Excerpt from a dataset
----

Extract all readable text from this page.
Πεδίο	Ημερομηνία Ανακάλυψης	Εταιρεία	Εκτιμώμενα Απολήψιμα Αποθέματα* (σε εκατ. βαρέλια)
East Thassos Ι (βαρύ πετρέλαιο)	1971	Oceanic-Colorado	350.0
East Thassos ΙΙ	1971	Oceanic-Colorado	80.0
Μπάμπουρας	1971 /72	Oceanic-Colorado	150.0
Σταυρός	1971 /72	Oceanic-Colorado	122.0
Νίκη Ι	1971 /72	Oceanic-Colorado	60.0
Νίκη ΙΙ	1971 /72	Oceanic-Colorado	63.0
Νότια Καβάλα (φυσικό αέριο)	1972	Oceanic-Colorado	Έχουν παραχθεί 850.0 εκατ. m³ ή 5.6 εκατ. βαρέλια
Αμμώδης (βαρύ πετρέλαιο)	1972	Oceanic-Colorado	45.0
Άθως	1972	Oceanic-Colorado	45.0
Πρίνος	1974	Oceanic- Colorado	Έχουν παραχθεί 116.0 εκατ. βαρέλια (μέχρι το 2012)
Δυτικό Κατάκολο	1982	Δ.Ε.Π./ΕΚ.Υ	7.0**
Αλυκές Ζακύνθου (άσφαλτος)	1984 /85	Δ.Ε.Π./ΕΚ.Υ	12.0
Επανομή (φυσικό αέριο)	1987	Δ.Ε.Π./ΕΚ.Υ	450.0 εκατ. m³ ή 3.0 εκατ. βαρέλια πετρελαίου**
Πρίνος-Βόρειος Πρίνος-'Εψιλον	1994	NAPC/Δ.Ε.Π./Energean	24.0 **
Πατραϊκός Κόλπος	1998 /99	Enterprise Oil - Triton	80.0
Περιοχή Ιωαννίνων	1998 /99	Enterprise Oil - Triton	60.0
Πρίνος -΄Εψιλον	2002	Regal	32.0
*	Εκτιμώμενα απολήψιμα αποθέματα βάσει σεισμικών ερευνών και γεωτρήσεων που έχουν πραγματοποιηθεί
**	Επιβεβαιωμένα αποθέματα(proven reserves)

----

§ **WHAT YOU HAVE TO DO**
Repeat the records above exactly, from the first line to the last.

§ **REPLY TO THE EXERCISE**
Extract all readable text from this page.
Πεδίο	Ημερομηνία Ανακάλυψης	Εταιρεία	Εκτιμώμενα Απολήψιμα Αποθέματα* (σε εκατ. βαρέλια)
East Thassos Ι (βαρύ πετρέλαιο)	1971	Oceanic-Colorado	350.0
East Thassos ΙΙ	1971	Oceanic-Colorado	80.0
Μπάμπουρας	1971 /72	Oceanic-Colorado	150.0
Σταυρός	1971 /72	Oceanic-Colorado	122.0
Νίκη Ι	1971 /72	Oceanic-Colorado	60.0
Νίκη ΙΙ	1971 /72	Oceanic-Colorado	63.0
Νότια Καβάλα (φυσικό αέριο)	1972	Oceanic-Colorado	Έχουν παραχθεί 850.0 εκατ. m³ ή 5.6 εκατ. βαρέλια
Αμμώδης (βαρύ πετρέλαιο)	1972	Oceanic-Colorado	45.0
Άθως	1972	Oceanic-Colorado	45.0
Πρίνος	1974	Oceanic- Colorado	Έχουν παραχθεί 116.0 εκατ. βαρέλια (μέχρι το 2012)
Δυτικό Κατάκολο	1982	Δ.Ε.Π./ΕΚ.Υ	7.0**
Αλυκές Ζακύνθου (άσφαλτος)	1984 /85	Δ.Ε.Π./ΕΚ.Υ	12.0
Επανομή (φυσικό αέριο)	1987	Δ.Ε.Π./ΕΚ.Υ	450.0 εκατ. m³ ή 3.0 εκατ. βαρέλια πετρελαίου**
Πρίνος-Βόρειος Πρίνος-'Εψιλον	1994	NAPC/Δ.Ε.Π./Energean	24.0 **
Πατραϊκός Κόλπος	1998 /99	Enterprise Oil - Triton	80.0
Περιοχή Ιωαννίνων	1998 /99	Enterprise Oil - Triton	60.0
Πρίνος -΄Εψιλον	2002	Regal	32.0
*	Εκτιμώμενα απολήψιμα αποθέματα βάσει σεισμικών ερευνών και γεωτρήσεων που έχουν πραγματοποιηθεί
**	Επιβεβαιωμένα αποθέματα(proven reserves)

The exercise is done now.